* Task material:
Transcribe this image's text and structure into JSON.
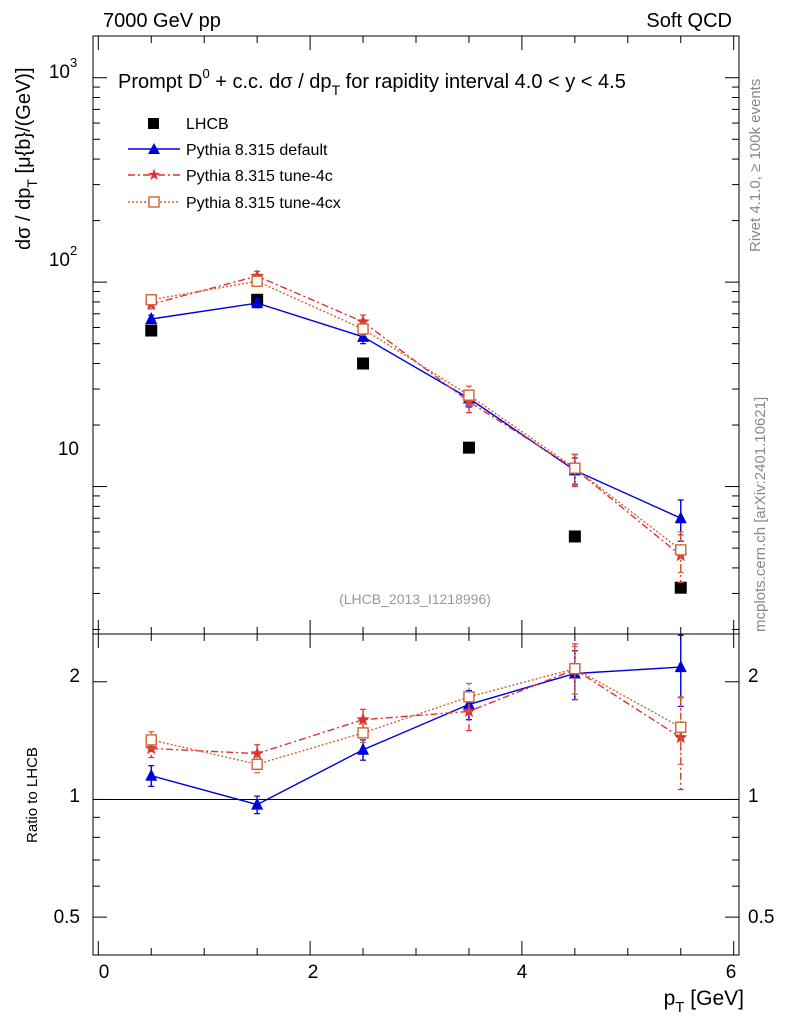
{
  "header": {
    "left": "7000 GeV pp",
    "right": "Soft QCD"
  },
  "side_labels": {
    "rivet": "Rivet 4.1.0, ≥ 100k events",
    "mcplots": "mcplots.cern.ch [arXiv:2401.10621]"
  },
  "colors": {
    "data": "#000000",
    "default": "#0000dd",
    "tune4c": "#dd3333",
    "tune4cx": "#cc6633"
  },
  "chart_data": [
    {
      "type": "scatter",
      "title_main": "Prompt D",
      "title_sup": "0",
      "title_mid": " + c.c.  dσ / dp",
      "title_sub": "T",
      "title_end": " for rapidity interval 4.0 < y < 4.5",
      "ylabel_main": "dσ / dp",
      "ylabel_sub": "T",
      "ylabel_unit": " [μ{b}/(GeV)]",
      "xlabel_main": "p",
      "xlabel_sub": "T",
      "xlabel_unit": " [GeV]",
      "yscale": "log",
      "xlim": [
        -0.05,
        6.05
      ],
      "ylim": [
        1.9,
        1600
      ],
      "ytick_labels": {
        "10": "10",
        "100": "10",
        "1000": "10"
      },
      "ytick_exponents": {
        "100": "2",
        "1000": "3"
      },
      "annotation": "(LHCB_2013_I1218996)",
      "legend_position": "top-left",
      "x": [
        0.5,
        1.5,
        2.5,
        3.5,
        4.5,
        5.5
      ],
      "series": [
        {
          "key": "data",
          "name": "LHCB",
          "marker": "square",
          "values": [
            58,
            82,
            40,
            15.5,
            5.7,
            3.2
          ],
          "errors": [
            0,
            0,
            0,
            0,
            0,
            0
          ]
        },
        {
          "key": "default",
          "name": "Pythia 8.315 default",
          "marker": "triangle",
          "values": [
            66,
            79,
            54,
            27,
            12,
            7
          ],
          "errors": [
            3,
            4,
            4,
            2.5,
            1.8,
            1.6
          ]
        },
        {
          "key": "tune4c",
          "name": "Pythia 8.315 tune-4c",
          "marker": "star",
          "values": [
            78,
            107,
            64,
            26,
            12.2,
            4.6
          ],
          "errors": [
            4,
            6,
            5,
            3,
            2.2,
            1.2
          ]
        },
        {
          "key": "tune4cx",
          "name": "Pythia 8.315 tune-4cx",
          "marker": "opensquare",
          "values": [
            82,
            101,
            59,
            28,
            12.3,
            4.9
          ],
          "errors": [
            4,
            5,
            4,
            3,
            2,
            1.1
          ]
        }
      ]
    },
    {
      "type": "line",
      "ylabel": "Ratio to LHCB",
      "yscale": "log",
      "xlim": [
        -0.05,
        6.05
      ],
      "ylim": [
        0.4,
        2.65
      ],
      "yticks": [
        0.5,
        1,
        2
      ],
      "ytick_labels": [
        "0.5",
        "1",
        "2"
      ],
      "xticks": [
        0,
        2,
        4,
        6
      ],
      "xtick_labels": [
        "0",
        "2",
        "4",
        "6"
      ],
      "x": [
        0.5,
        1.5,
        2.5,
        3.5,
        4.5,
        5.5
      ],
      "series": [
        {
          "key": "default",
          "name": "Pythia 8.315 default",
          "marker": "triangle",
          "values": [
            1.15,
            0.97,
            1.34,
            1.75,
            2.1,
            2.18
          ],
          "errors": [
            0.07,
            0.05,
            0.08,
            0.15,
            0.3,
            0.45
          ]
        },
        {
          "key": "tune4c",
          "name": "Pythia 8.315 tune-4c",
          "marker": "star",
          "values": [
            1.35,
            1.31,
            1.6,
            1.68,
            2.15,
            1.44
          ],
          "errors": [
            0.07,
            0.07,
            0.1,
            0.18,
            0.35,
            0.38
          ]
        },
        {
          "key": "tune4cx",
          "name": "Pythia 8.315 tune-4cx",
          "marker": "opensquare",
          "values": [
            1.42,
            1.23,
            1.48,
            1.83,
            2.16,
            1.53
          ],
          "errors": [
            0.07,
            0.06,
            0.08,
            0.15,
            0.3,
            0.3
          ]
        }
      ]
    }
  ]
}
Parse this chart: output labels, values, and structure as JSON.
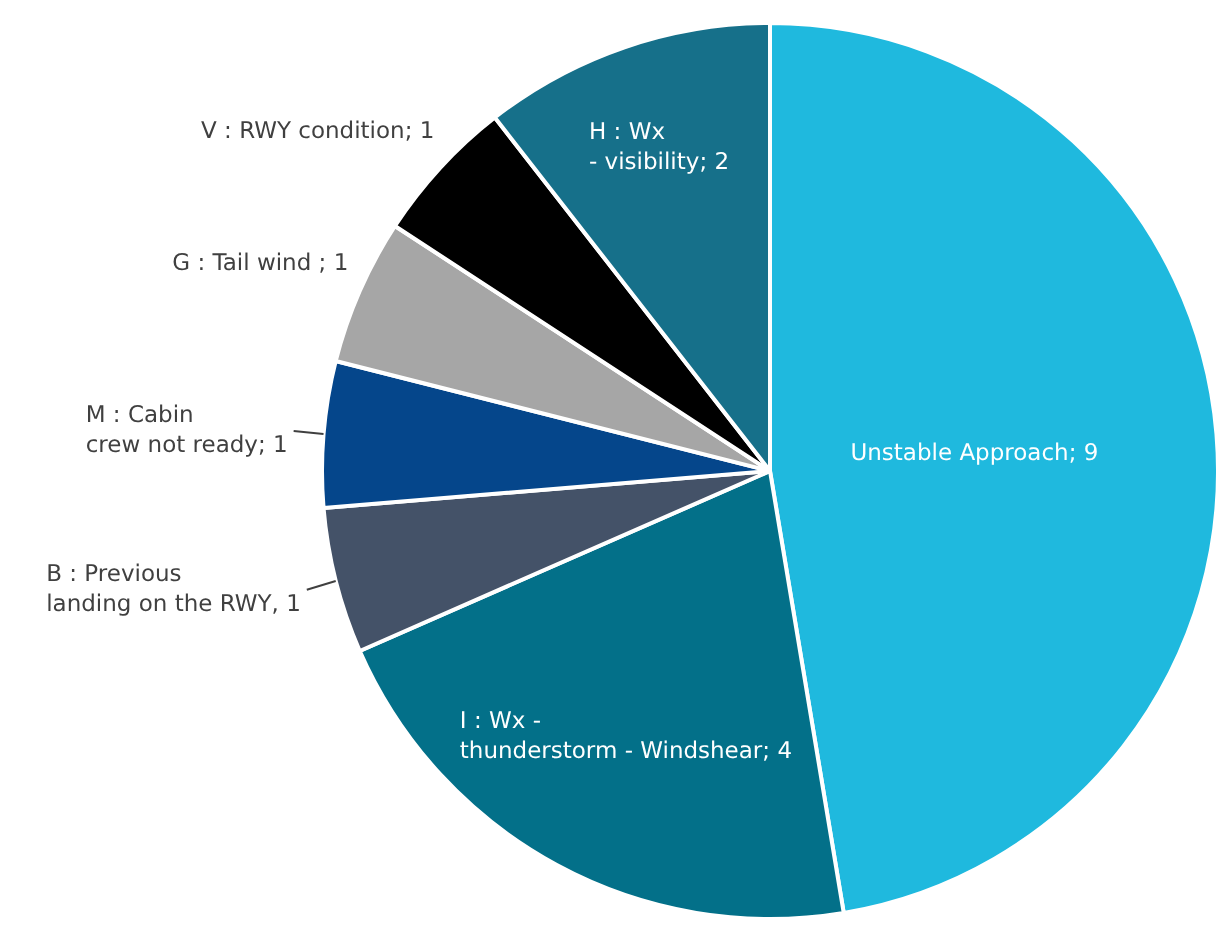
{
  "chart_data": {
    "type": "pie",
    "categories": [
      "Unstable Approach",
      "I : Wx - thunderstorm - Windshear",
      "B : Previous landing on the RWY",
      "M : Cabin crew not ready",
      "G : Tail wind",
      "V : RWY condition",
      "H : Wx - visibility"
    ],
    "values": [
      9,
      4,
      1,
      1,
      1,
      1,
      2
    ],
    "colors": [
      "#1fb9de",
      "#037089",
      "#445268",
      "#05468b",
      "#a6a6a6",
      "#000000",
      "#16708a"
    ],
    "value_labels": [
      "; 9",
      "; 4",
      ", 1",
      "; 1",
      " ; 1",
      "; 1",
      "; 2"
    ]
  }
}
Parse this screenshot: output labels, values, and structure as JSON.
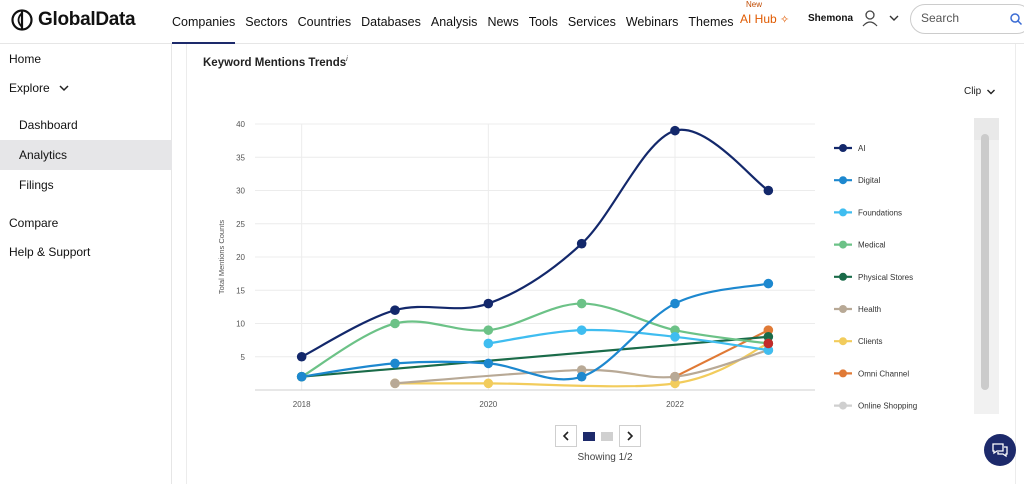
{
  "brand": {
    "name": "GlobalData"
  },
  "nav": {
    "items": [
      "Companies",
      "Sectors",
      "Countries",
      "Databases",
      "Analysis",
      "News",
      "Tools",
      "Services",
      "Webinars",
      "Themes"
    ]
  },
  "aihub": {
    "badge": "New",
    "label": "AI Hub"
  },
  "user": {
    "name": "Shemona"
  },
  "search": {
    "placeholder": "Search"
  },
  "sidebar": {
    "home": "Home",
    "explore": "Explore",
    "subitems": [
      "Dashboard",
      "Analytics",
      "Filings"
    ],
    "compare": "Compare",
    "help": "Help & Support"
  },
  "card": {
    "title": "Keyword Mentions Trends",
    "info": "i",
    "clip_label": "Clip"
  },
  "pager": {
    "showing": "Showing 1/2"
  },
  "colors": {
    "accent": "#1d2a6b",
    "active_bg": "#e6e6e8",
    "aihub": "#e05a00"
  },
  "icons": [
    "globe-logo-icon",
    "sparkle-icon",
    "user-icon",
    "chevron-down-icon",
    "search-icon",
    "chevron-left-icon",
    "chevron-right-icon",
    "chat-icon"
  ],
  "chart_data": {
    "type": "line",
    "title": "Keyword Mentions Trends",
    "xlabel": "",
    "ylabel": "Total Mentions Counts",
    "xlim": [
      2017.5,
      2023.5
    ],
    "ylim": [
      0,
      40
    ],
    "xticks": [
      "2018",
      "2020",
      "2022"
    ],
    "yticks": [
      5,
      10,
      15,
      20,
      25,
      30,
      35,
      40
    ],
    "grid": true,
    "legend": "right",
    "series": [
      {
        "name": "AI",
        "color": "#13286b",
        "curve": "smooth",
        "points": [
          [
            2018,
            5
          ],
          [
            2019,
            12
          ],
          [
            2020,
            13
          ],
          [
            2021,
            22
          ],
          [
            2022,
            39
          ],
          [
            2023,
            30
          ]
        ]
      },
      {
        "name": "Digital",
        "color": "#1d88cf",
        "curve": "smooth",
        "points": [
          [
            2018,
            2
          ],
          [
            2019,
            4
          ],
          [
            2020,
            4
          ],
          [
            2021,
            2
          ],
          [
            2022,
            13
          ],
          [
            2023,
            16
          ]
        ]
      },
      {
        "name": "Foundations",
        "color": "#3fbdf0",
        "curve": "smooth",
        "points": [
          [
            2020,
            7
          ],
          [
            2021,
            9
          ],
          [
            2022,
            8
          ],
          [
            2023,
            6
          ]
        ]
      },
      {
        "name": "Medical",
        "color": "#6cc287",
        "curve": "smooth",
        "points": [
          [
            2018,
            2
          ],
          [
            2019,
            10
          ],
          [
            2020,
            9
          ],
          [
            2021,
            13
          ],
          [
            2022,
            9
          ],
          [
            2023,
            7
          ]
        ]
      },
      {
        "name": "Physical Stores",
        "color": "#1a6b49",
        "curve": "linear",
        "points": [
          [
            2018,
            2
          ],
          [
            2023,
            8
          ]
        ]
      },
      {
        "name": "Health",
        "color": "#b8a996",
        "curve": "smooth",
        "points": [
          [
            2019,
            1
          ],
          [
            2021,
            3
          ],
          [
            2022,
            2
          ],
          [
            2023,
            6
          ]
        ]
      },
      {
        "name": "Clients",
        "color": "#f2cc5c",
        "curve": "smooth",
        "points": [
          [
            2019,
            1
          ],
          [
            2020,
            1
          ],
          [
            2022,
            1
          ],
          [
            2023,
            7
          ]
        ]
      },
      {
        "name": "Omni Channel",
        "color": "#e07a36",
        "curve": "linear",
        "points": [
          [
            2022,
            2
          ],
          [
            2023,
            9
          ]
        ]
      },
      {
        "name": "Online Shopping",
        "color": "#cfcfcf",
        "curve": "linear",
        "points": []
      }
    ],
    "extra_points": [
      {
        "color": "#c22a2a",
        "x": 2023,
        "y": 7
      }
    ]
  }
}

* Exercise goal: State how many lines hold the word "right". The number is the whole answer.

* Solution for this problem: 3